## Data in this exercise
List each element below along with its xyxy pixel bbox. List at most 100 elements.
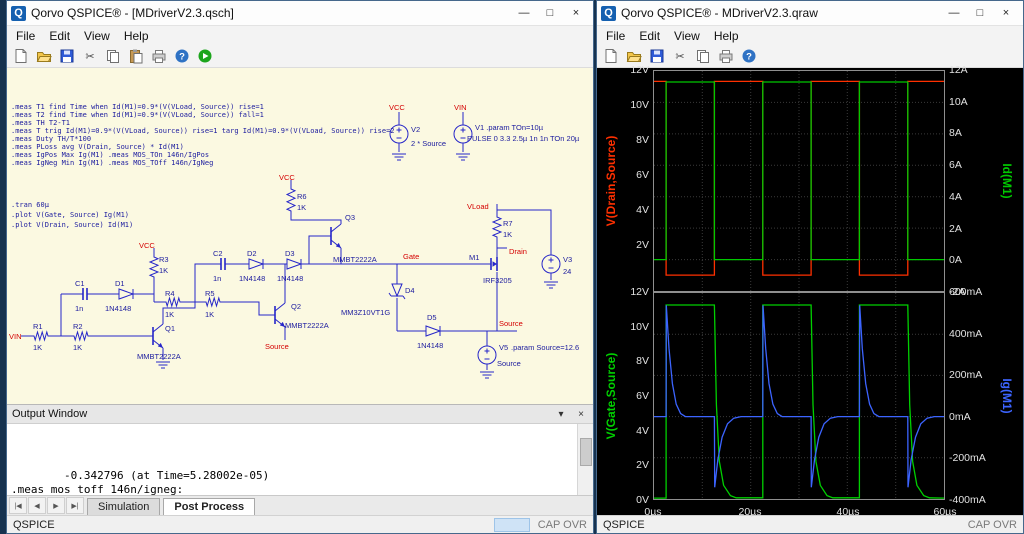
run-icon[interactable]	[195, 47, 215, 65]
close-button[interactable]: ×	[993, 3, 1019, 23]
maximize-button[interactable]: □	[537, 3, 563, 23]
svg-text:.meas T1 find Time when Id(M1): .meas T1 find Time when Id(M1)=0.9*(V(VL…	[11, 103, 264, 111]
svg-text:.meas T2 find Time when Id(M1): .meas T2 find Time when Id(M1)=0.9*(V(VL…	[11, 111, 264, 119]
y-axis-tick-left: 2V	[636, 459, 649, 471]
svg-text:Source: Source	[499, 319, 523, 328]
svg-text:.plot V(Drain, Source) Id(M1): .plot V(Drain, Source) Id(M1)	[11, 221, 133, 229]
svg-text:MMBT2222A: MMBT2222A	[137, 352, 181, 361]
save-icon[interactable]	[57, 47, 77, 65]
x-axis-tick: 40µs	[836, 506, 860, 518]
svg-text:Source: Source	[497, 359, 521, 368]
x-axis-tick: 60µs	[933, 506, 957, 518]
svg-text:R5: R5	[205, 289, 215, 298]
output-close-icon[interactable]: ×	[574, 409, 588, 420]
y-axis-tick-right: 0A	[949, 254, 962, 266]
svg-text:VIN: VIN	[9, 332, 22, 341]
paste-icon[interactable]	[126, 47, 146, 65]
svg-text:.meas IgPos Max Ig(M1) .meas: .meas IgPos Max Ig(M1) .meas MOS_TOn 146…	[11, 151, 209, 159]
svg-text:VCC: VCC	[389, 103, 405, 112]
svg-text:.meas PLoss avg V(Drain, Sourc: .meas PLoss avg V(Drain, Source) * Id(M1…	[11, 143, 184, 151]
y-axis-tick-right: 12A	[949, 64, 968, 76]
tab-nav-2[interactable]: ▶	[47, 497, 65, 514]
tab-post-process[interactable]: Post Process	[163, 498, 256, 515]
svg-text:1N4148: 1N4148	[105, 304, 131, 313]
maximize-button[interactable]: □	[967, 3, 993, 23]
svg-text:R6: R6	[297, 192, 307, 201]
tab-nav-1[interactable]: ◀	[28, 497, 46, 514]
svg-text:1N4148: 1N4148	[277, 274, 303, 283]
help-icon[interactable]: ?	[172, 47, 192, 65]
new-icon[interactable]	[11, 47, 31, 65]
menu-file[interactable]: File	[599, 28, 632, 44]
window-title: Qorvo QSPICE® - MDriverV2.3.qraw	[621, 6, 818, 20]
svg-text:VIN: VIN	[454, 103, 467, 112]
menu-file[interactable]: File	[9, 28, 42, 44]
save-icon[interactable]	[647, 47, 667, 65]
svg-text:C2: C2	[213, 249, 223, 258]
tab-simulation[interactable]: Simulation	[87, 498, 161, 515]
menu-help[interactable]: Help	[117, 28, 156, 44]
scrollbar-thumb[interactable]	[580, 438, 592, 466]
svg-text:.param Source=12.6: .param Source=12.6	[511, 343, 579, 352]
copy-icon[interactable]	[103, 47, 123, 65]
left-axis-label: V(Gate,Source)	[604, 352, 618, 440]
svg-text:1K: 1K	[73, 343, 82, 352]
drain-pane[interactable]	[653, 70, 945, 292]
output-window-header: Output Window ▾ ×	[7, 405, 593, 424]
svg-text:R7: R7	[503, 219, 513, 228]
waveform-plot-area[interactable]: 12V 10V 8V 6V 4V 2V 12A 10A 8A 6A 4A 2A 0A -2A V(Drain…	[597, 64, 1023, 518]
svg-text:.meas IgNeg Min Ig(M1) .meas: .meas IgNeg Min Ig(M1) .meas MOS_TOff 14…	[11, 159, 213, 167]
right-axis-label: Ig(M1)	[1000, 378, 1014, 414]
copy-icon[interactable]	[693, 47, 713, 65]
y-axis-tick-right: -400mA	[949, 494, 986, 506]
print-icon[interactable]	[716, 47, 736, 65]
menu-edit[interactable]: Edit	[632, 28, 667, 44]
svg-text:R3: R3	[159, 255, 169, 264]
svg-text:.meas TH T2-T1: .meas TH T2-T1	[11, 119, 70, 127]
svg-text:?: ?	[179, 52, 185, 63]
app-icon: Q	[11, 5, 26, 21]
svg-text:V2: V2	[411, 125, 420, 134]
open-icon[interactable]	[624, 47, 644, 65]
y-axis-tick-left: 2V	[636, 239, 649, 251]
svg-text:Q3: Q3	[345, 213, 355, 222]
print-icon[interactable]	[149, 47, 169, 65]
output-log[interactable]: ▲ -0.342796 (at Time=5.28002e-05).meas m…	[7, 424, 593, 495]
svg-text:MMBT2222A: MMBT2222A	[285, 321, 329, 330]
y-axis-tick-right: 10A	[949, 96, 968, 108]
menu-bar: File Edit View Help	[597, 26, 1023, 45]
titlebar: Q Qorvo QSPICE® - MDriverV2.3.qraw — □ ×	[597, 1, 1023, 26]
toolbar: ✂?	[7, 45, 593, 68]
svg-text:V1 .param TOn=10µ: V1 .param TOn=10µ	[475, 123, 544, 132]
menu-help[interactable]: Help	[707, 28, 746, 44]
menu-view[interactable]: View	[667, 28, 707, 44]
svg-text:V5: V5	[499, 343, 508, 352]
svg-text:.plot V(Gate, Source) Ig(M1): .plot V(Gate, Source) Ig(M1)	[11, 211, 129, 219]
status-app-name: QSPICE	[603, 518, 645, 531]
y-axis-tick-right: 4A	[949, 191, 962, 203]
svg-text:2 * Source: 2 * Source	[411, 139, 446, 148]
minimize-button[interactable]: —	[511, 3, 537, 23]
status-indicator: CAP OVR	[967, 518, 1017, 531]
menu-view[interactable]: View	[77, 28, 117, 44]
close-button[interactable]: ×	[563, 3, 589, 23]
svg-text:MM3Z10VT1G: MM3Z10VT1G	[341, 308, 390, 317]
output-dock-icon[interactable]: ▾	[554, 409, 568, 420]
svg-text:MMBT2222A: MMBT2222A	[333, 255, 377, 264]
help-icon[interactable]: ?	[739, 47, 759, 65]
tab-nav-3[interactable]: ▶|	[66, 497, 84, 514]
tab-nav-0[interactable]: |◀	[9, 497, 27, 514]
svg-text:1K: 1K	[205, 310, 214, 319]
svg-text:1n: 1n	[75, 304, 83, 313]
menu-edit[interactable]: Edit	[42, 28, 77, 44]
open-icon[interactable]	[34, 47, 54, 65]
svg-text:.meas T trig Id(M1)=0.9*(V(VLo: .meas T trig Id(M1)=0.9*(V(VLoad, Source…	[11, 127, 395, 135]
schematic-canvas[interactable]: .meas T1 find Time when Id(M1)=0.9*(V(VL…	[7, 68, 593, 404]
minimize-button[interactable]: —	[941, 3, 967, 23]
gate-pane[interactable]	[653, 292, 945, 500]
new-icon[interactable]	[601, 47, 621, 65]
cut-icon[interactable]: ✂	[80, 47, 100, 65]
cut-icon[interactable]: ✂	[670, 47, 690, 65]
svg-text:D3: D3	[285, 249, 295, 258]
output-scrollbar[interactable]: ▲	[577, 424, 593, 495]
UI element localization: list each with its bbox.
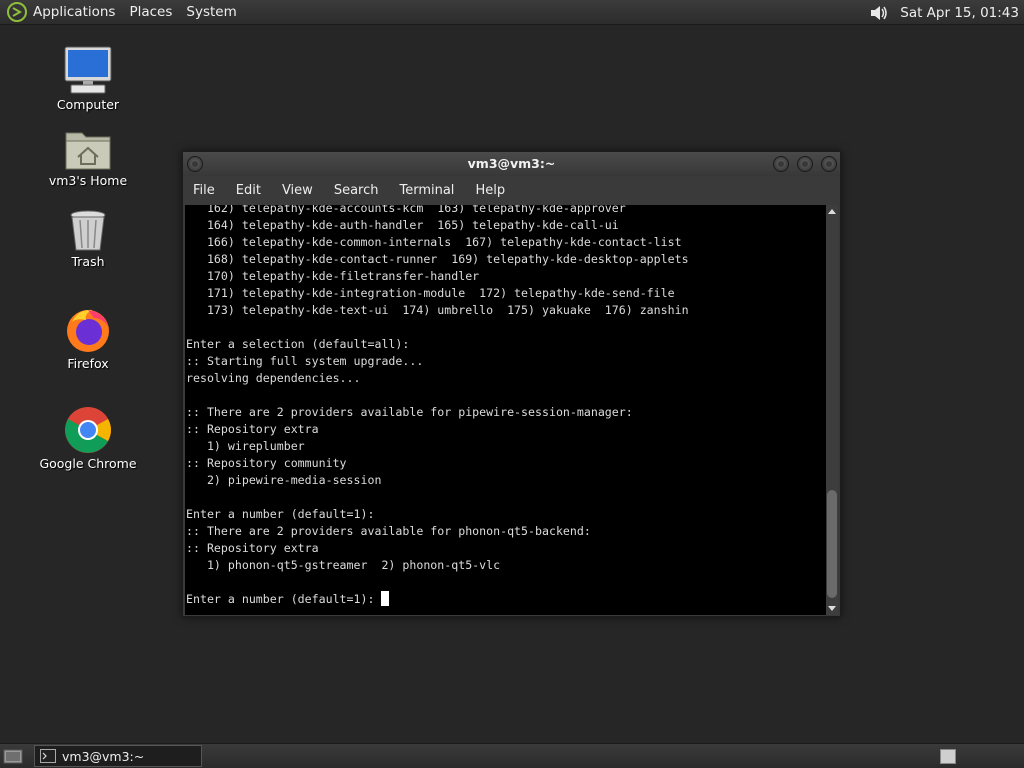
desktop-icon-firefox[interactable]: Firefox (33, 306, 143, 371)
taskbar-terminal-button[interactable]: vm3@vm3:~ (34, 745, 202, 767)
terminal-line: 2) pipewire-media-session (186, 473, 382, 487)
taskbar-label: vm3@vm3:~ (62, 748, 145, 764)
top-panel: Applications Places System Sat Apr 15, 0… (0, 0, 1024, 25)
menu-search[interactable]: Search (334, 183, 379, 198)
chrome-icon (65, 407, 111, 453)
desktop-icon-chrome[interactable]: Google Chrome (33, 406, 143, 471)
workspace-switcher[interactable] (940, 749, 956, 764)
desktop-icon-label: Google Chrome (39, 456, 137, 471)
desktop-icon-home[interactable]: vm3's Home (33, 127, 143, 188)
terminal-menubar: File Edit View Search Terminal Help (183, 176, 840, 204)
terminal-line: :: Starting full system upgrade... (186, 354, 424, 368)
volume-icon[interactable] (868, 3, 890, 23)
terminal-line: :: There are 2 providers available for p… (186, 405, 633, 419)
menu-terminal[interactable]: Terminal (399, 183, 454, 198)
places-menu[interactable]: Places (129, 4, 172, 20)
scroll-down-icon[interactable] (826, 602, 838, 614)
terminal-line: 170) telepathy-kde-filetransfer-handler (186, 269, 480, 283)
terminal-line: Enter a number (default=1): (186, 507, 375, 521)
terminal-icon (40, 749, 56, 763)
distro-logo-icon[interactable] (6, 1, 28, 23)
terminal-line: 173) telepathy-kde-text-ui 174) umbrello… (186, 303, 689, 317)
bottom-panel: vm3@vm3:~ (0, 743, 1024, 768)
firefox-icon (67, 309, 109, 352)
close-button[interactable] (821, 156, 837, 172)
menu-edit[interactable]: Edit (236, 183, 261, 198)
desktop-icon-trash[interactable]: Trash (33, 208, 143, 269)
terminal-prompt-line: Enter a number (default=1): (186, 591, 826, 608)
menu-help[interactable]: Help (475, 183, 505, 198)
terminal-text: 162) telepathy-kde-accounts-kcm 163) tel… (185, 205, 826, 608)
menu-view[interactable]: View (282, 183, 313, 198)
scroll-up-icon[interactable] (826, 206, 838, 218)
terminal-line: 171) telepathy-kde-integration-module 17… (186, 286, 675, 300)
terminal-line: Enter a selection (default=all): (186, 337, 410, 351)
terminal-window[interactable]: vm3@vm3:~ File Edit View Search Terminal… (182, 151, 841, 617)
desktop-icon-label: Trash (71, 254, 105, 269)
scrollbar-thumb[interactable] (827, 490, 837, 598)
window-title: vm3@vm3:~ (467, 156, 556, 171)
terminal-line: 166) telepathy-kde-common-internals 167)… (186, 235, 682, 249)
trash-icon (70, 210, 106, 251)
terminal-line: resolving dependencies... (186, 371, 361, 385)
computer-icon (64, 46, 112, 94)
terminal-line: :: Repository extra (186, 541, 319, 555)
maximize-button[interactable] (797, 156, 813, 172)
terminal-line: 162) telepathy-kde-accounts-kcm 163) tel… (186, 205, 626, 215)
terminal-prompt: Enter a number (default=1): (186, 592, 382, 606)
desktop-icon-label: vm3's Home (48, 173, 128, 188)
desktop-icon-computer[interactable]: Computer (33, 45, 143, 112)
menu-file[interactable]: File (193, 183, 215, 198)
show-desktop-icon[interactable] (3, 748, 23, 764)
terminal-line: :: Repository extra (186, 422, 319, 436)
clock[interactable]: Sat Apr 15, 01:43 (900, 5, 1019, 21)
terminal-scrollbar[interactable] (826, 205, 838, 615)
terminal-cursor (381, 591, 390, 606)
window-menu-button[interactable] (187, 156, 203, 172)
desktop-icon-label: Firefox (67, 356, 109, 371)
minimize-button[interactable] (773, 156, 789, 172)
window-titlebar[interactable]: vm3@vm3:~ (183, 152, 840, 176)
terminal-output[interactable]: 162) telepathy-kde-accounts-kcm 163) tel… (185, 205, 826, 615)
terminal-line: 1) phonon-qt5-gstreamer 2) phonon-qt5-vl… (186, 558, 501, 572)
terminal-line: :: Repository community (186, 456, 347, 470)
home-folder-icon (65, 132, 111, 170)
terminal-line: :: There are 2 providers available for p… (186, 524, 591, 538)
terminal-line: 168) telepathy-kde-contact-runner 169) t… (186, 252, 689, 266)
terminal-line: 1) wireplumber (186, 439, 305, 453)
terminal-line: 164) telepathy-kde-auth-handler 165) tel… (186, 218, 619, 232)
desktop-icon-label: Computer (56, 97, 120, 112)
system-menu[interactable]: System (186, 4, 236, 20)
applications-menu[interactable]: Applications (33, 4, 115, 20)
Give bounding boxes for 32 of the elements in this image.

## Problem description
Reproduce the listing lines from the one containing "47, 215, 65]" through the one containing "28, 42, 44]", including both of those lines.

## Answer in full
run-icon[interactable]	[195, 47, 215, 65]
close-button[interactable]: ×	[993, 3, 1019, 23]
maximize-button[interactable]: □	[537, 3, 563, 23]
svg-text:.meas T1 find Time when Id(M1): .meas T1 find Time when Id(M1)=0.9*(V(VL…	[11, 103, 264, 111]
svg-text:.meas T2 find Time when Id(M1): .meas T2 find Time when Id(M1)=0.9*(V(VL…	[11, 111, 264, 119]
y-axis-tick-left: 2V	[636, 459, 649, 471]
svg-text:Source: Source	[499, 319, 523, 328]
svg-text:.plot V(Drain, Source) Id(M1): .plot V(Drain, Source) Id(M1)	[11, 221, 133, 229]
svg-text:MMBT2222A: MMBT2222A	[137, 352, 181, 361]
save-icon[interactable]	[57, 47, 77, 65]
x-axis-tick: 40µs	[836, 506, 860, 518]
svg-text:Source: Source	[497, 359, 521, 368]
x-axis-tick: 60µs	[933, 506, 957, 518]
svg-text:R5: R5	[205, 289, 215, 298]
output-close-icon[interactable]: ×	[574, 409, 588, 420]
y-axis-tick-right: 0A	[949, 254, 962, 266]
svg-text:VIN: VIN	[9, 332, 22, 341]
paste-icon[interactable]	[126, 47, 146, 65]
svg-text:.meas IgPos Max Ig(M1) .meas: .meas IgPos Max Ig(M1) .meas MOS_TOn 146…	[11, 151, 209, 159]
svg-text:VCC: VCC	[389, 103, 405, 112]
svg-text:.meas PLoss avg V(Drain, Sourc: .meas PLoss avg V(Drain, Source) * Id(M1…	[11, 143, 184, 151]
y-axis-tick-right: 12A	[949, 64, 968, 76]
tab-nav-2[interactable]: ▶	[47, 497, 65, 514]
tab-post-process[interactable]: Post Process	[163, 498, 256, 515]
svg-text:1N4148: 1N4148	[105, 304, 131, 313]
maximize-button[interactable]: □	[967, 3, 993, 23]
svg-text:R6: R6	[297, 192, 307, 201]
tab-nav-1[interactable]: ◀	[28, 497, 46, 514]
svg-text:1N4148: 1N4148	[277, 274, 303, 283]
help-icon[interactable]: ?	[172, 47, 192, 65]
new-icon[interactable]	[11, 47, 31, 65]
menu-file[interactable]: File	[599, 28, 632, 44]
window-title: Qorvo QSPICE® - MDriverV2.3.qraw	[621, 6, 818, 20]
svg-text:VIN: VIN	[454, 103, 467, 112]
menu-file[interactable]: File	[9, 28, 42, 44]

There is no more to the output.